GOAL
Give back the records below exactly, every one, with no pictures.

RECORDS SUPPLIED
* Start *
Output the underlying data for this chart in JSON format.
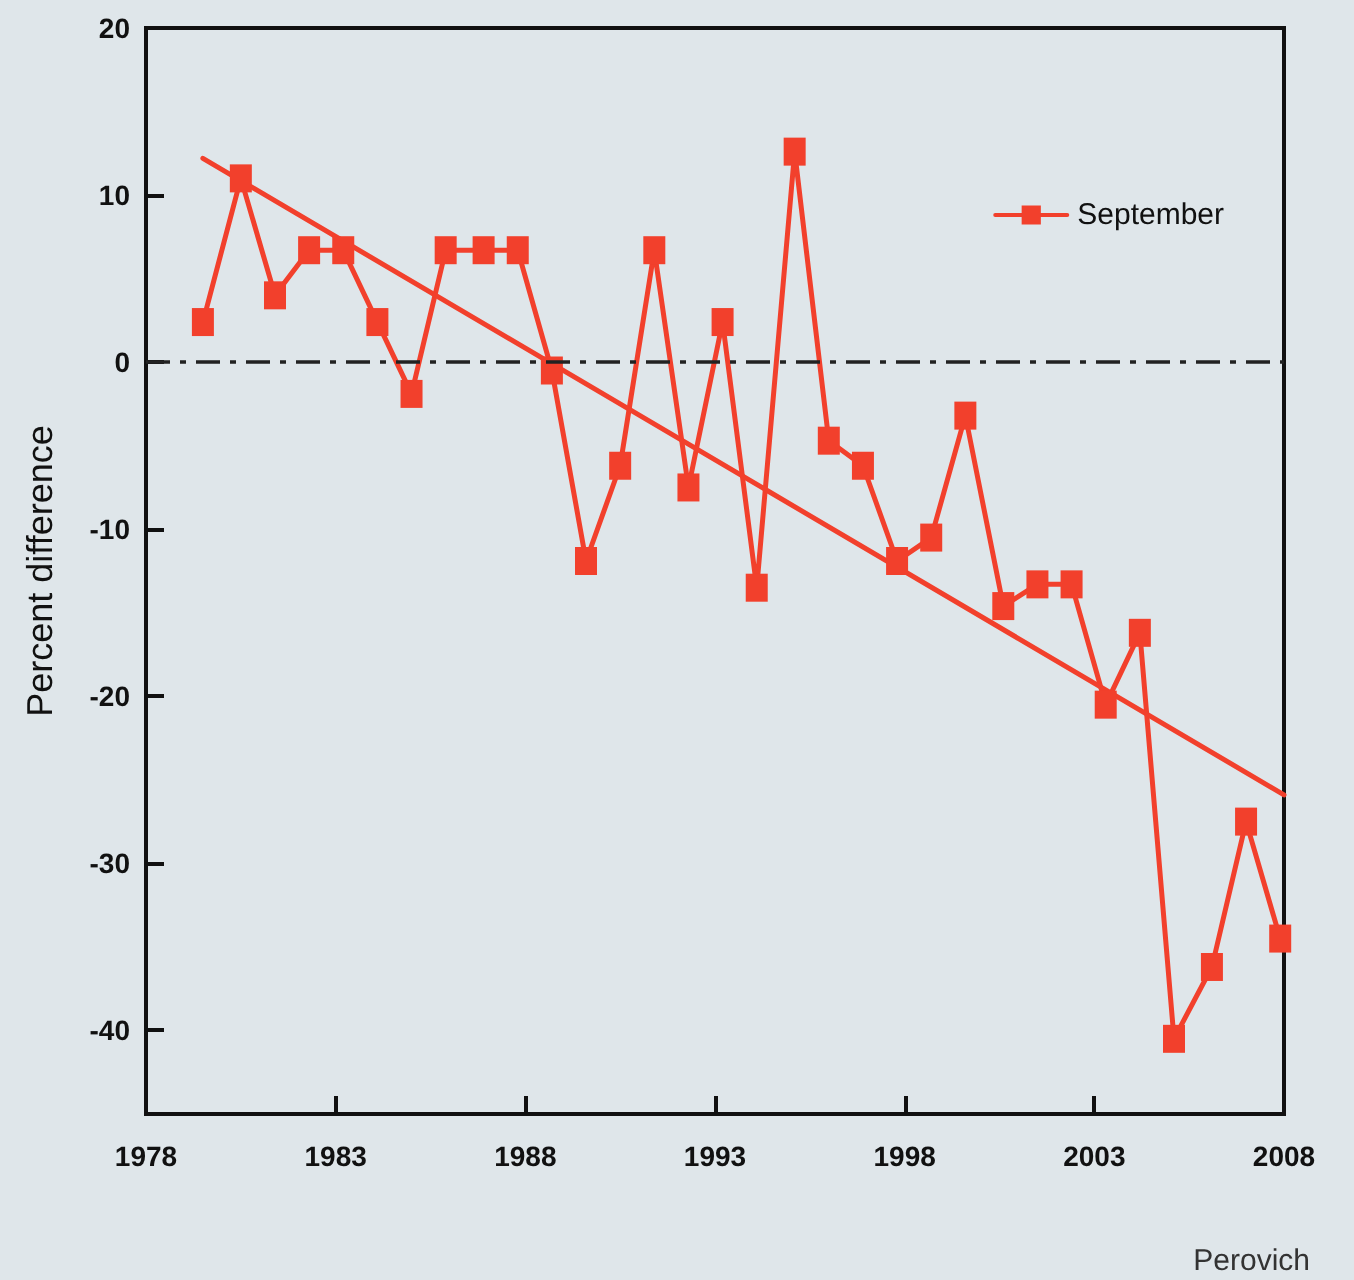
{
  "chart_data": {
    "type": "line",
    "ylabel": "Percent difference",
    "annotations": [
      "Perovich"
    ],
    "xlim": [
      1978,
      2008
    ],
    "xticks": [
      1978,
      1983,
      1988,
      1993,
      1998,
      2003,
      2008
    ],
    "ylim": [
      -45,
      20
    ],
    "yticks": [
      -40,
      -30,
      -20,
      -10,
      0,
      10,
      20
    ],
    "grid": false,
    "legend": "top right",
    "marker": "square",
    "line_style": "solid",
    "ref_lines": [
      {
        "axis": "y",
        "value": 0,
        "color": "#222222",
        "line_style": "dashed"
      }
    ],
    "series": [
      {
        "name": "September",
        "color": "#f2402c",
        "x": [
          1979.5,
          1980.5,
          1981.4,
          1982.3,
          1983.2,
          1984.1,
          1985.0,
          1985.9,
          1986.9,
          1987.8,
          1988.7,
          1989.6,
          1990.5,
          1991.4,
          1992.3,
          1993.2,
          1994.1,
          1995.1,
          1996.0,
          1996.9,
          1997.8,
          1998.7,
          1999.6,
          2000.6,
          2001.5,
          2002.4,
          2003.3,
          2004.2,
          2005.1,
          2006.1,
          2007.0,
          2007.9
        ],
        "values": [
          2.4,
          11.0,
          4.0,
          6.7,
          6.7,
          2.4,
          -1.9,
          6.7,
          6.7,
          6.7,
          -0.5,
          -11.9,
          -6.2,
          6.7,
          -7.5,
          2.4,
          -13.5,
          12.6,
          -4.7,
          -6.2,
          -11.9,
          -10.5,
          -3.2,
          -14.6,
          -13.3,
          -13.3,
          -20.5,
          -16.2,
          -40.5,
          -36.2,
          -27.5,
          -34.5
        ]
      },
      {
        "type": "line",
        "color": "#f2402c",
        "marker": "none",
        "x": [
          1979.5,
          2008
        ],
        "values": [
          12.2,
          -25.9
        ]
      }
    ]
  }
}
* End *
WRITTEN SOLUTION
Output the underlying data for this chart in JSON format.
{
  "chart_data": {
    "type": "line",
    "ylabel": "Percent difference",
    "annotations": [
      "Perovich"
    ],
    "xlim": [
      1978,
      2008
    ],
    "xticks": [
      1978,
      1983,
      1988,
      1993,
      1998,
      2003,
      2008
    ],
    "ylim": [
      -45,
      20
    ],
    "yticks": [
      -40,
      -30,
      -20,
      -10,
      0,
      10,
      20
    ],
    "grid": false,
    "legend": "top right",
    "marker": "square",
    "line_style": "solid",
    "ref_lines": [
      {
        "axis": "y",
        "value": 0,
        "color": "#222222",
        "line_style": "dashed"
      }
    ],
    "series": [
      {
        "name": "September",
        "color": "#f2402c",
        "x": [
          1979.5,
          1980.5,
          1981.4,
          1982.3,
          1983.2,
          1984.1,
          1985.0,
          1985.9,
          1986.9,
          1987.8,
          1988.7,
          1989.6,
          1990.5,
          1991.4,
          1992.3,
          1993.2,
          1994.1,
          1995.1,
          1996.0,
          1996.9,
          1997.8,
          1998.7,
          1999.6,
          2000.6,
          2001.5,
          2002.4,
          2003.3,
          2004.2,
          2005.1,
          2006.1,
          2007.0,
          2007.9
        ],
        "values": [
          2.4,
          11.0,
          4.0,
          6.7,
          6.7,
          2.4,
          -1.9,
          6.7,
          6.7,
          6.7,
          -0.5,
          -11.9,
          -6.2,
          6.7,
          -7.5,
          2.4,
          -13.5,
          12.6,
          -4.7,
          -6.2,
          -11.9,
          -10.5,
          -3.2,
          -14.6,
          -13.3,
          -13.3,
          -20.5,
          -16.2,
          -40.5,
          -36.2,
          -27.5,
          -34.5
        ]
      },
      {
        "type": "line",
        "color": "#f2402c",
        "marker": "none",
        "x": [
          1979.5,
          2008
        ],
        "values": [
          12.2,
          -25.9
        ]
      }
    ]
  }
}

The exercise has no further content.